- Required work:
Search the material for the string "Lượt" and copy each line where it occurs.

(Extracted records)
########

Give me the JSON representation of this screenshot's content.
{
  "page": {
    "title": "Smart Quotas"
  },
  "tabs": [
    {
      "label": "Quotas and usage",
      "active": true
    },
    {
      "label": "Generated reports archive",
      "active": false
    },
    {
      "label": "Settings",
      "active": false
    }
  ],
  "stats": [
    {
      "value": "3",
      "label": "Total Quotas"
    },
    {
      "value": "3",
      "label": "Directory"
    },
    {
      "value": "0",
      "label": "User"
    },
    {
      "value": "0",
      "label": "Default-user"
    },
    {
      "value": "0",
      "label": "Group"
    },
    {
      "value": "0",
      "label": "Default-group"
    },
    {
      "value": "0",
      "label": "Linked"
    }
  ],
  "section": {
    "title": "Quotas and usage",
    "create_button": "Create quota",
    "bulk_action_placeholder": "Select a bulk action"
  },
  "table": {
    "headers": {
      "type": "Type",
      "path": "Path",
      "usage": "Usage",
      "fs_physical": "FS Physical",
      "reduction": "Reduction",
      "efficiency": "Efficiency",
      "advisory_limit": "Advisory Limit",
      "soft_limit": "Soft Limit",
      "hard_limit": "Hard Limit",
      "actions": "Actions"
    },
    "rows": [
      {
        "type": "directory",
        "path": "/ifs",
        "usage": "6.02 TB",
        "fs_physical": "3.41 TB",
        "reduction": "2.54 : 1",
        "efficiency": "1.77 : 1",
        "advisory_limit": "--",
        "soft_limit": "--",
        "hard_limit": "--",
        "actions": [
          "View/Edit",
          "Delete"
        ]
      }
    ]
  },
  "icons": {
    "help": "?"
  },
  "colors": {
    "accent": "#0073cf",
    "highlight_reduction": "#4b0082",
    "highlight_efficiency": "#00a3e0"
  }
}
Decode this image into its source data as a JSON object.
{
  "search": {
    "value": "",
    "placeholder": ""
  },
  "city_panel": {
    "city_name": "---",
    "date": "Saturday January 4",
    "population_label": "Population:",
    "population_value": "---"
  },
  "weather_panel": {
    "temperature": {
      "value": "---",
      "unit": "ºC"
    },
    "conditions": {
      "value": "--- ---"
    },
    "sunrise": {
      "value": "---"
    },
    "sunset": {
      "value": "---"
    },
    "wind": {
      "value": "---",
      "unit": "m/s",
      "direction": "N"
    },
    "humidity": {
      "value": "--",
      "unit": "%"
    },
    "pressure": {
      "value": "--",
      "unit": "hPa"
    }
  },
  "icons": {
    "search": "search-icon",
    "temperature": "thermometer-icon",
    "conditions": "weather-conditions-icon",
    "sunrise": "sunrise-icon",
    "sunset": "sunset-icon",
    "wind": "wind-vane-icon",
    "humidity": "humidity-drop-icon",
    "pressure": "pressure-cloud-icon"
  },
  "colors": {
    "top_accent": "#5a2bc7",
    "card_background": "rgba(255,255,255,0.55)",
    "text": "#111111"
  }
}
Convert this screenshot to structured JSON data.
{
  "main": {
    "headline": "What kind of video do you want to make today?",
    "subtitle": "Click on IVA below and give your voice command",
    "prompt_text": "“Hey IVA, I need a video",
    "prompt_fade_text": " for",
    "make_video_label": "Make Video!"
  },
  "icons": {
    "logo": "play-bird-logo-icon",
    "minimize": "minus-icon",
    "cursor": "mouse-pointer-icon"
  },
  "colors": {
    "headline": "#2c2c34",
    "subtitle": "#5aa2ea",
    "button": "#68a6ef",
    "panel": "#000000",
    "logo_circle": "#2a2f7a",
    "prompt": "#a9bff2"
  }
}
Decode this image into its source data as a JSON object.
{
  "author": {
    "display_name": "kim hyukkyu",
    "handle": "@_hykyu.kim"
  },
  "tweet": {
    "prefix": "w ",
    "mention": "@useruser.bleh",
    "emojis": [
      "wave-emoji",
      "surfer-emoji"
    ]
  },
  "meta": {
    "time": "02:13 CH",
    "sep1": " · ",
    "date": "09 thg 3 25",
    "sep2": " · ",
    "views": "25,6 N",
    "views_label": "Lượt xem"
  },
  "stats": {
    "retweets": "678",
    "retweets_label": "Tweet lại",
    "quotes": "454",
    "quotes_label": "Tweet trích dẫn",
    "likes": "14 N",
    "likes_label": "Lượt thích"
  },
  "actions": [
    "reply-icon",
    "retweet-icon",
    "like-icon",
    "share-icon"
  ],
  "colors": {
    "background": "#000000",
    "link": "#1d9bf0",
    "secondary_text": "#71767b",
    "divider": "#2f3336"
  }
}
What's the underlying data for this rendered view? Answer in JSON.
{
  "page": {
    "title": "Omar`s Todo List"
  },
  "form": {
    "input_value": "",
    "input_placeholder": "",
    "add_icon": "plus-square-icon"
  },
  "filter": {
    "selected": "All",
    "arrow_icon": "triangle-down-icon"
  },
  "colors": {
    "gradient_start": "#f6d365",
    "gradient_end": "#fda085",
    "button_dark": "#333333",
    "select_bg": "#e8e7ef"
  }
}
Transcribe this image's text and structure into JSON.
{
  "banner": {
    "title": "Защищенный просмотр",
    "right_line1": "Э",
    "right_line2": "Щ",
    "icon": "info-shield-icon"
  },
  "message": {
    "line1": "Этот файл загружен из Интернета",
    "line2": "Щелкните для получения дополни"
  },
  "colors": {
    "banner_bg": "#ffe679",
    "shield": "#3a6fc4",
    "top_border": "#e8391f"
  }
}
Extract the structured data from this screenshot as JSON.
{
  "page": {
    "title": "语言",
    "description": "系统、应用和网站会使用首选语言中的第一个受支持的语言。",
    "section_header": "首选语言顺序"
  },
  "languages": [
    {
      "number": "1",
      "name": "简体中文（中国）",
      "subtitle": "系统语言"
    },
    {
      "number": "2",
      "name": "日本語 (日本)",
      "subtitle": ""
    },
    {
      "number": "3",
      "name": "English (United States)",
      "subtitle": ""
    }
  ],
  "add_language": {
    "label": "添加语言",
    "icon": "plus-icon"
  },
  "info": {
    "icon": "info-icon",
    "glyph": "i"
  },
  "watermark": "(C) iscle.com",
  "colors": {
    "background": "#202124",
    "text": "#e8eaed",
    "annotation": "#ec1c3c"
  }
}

########

- Finished task:
    "views_label": "Lượt xem"
    "likes_label": "Lượt thích"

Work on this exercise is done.